[Written problem] Pick out every line of the entries below where "specify" occurs, and copy those lines.
— Begin Data for this task —
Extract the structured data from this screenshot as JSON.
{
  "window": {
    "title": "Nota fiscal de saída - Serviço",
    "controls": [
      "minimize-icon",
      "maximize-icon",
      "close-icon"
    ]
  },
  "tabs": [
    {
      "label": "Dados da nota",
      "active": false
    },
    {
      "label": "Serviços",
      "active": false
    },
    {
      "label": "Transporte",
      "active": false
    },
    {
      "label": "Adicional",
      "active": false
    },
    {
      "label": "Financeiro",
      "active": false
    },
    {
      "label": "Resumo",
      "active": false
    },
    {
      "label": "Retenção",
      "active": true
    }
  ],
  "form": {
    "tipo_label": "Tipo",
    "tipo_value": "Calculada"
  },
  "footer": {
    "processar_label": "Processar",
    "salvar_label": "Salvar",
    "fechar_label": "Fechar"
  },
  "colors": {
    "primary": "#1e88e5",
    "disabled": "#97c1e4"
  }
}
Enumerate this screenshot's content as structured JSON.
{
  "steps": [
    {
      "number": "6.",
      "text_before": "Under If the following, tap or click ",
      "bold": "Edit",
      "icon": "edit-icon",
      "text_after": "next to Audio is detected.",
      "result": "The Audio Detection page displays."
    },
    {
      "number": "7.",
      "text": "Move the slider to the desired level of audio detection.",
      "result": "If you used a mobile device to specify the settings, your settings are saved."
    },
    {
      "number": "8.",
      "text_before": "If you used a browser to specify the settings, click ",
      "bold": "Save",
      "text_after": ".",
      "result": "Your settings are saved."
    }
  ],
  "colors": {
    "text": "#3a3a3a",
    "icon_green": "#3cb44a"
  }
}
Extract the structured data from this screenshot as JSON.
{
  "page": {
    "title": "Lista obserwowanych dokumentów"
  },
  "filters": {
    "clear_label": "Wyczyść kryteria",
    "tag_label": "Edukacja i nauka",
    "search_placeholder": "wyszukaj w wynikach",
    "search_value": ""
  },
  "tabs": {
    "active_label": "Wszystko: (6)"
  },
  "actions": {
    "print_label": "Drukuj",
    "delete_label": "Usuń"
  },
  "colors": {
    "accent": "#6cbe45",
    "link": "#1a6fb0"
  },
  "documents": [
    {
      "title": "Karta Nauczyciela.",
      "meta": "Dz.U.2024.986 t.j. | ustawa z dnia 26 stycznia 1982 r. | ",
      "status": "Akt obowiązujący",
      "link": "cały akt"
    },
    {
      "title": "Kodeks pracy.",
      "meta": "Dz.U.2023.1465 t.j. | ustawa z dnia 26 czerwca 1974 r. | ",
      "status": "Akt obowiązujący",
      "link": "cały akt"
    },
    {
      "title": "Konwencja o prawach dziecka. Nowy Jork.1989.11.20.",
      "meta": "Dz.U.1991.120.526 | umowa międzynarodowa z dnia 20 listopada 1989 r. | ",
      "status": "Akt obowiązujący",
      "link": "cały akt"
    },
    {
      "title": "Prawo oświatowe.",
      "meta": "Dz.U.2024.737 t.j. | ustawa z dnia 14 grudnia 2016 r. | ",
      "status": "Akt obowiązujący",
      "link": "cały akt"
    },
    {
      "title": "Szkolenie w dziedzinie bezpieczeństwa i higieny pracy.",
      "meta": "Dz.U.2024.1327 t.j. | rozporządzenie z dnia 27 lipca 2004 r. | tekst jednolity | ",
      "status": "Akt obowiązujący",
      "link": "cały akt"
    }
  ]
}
— End Data for this task —
[Result for this task]
      "result": "If you used a mobile device to specify the settings, your settings are saved."
      "text_before": "If you used a browser to specify the settings, click ",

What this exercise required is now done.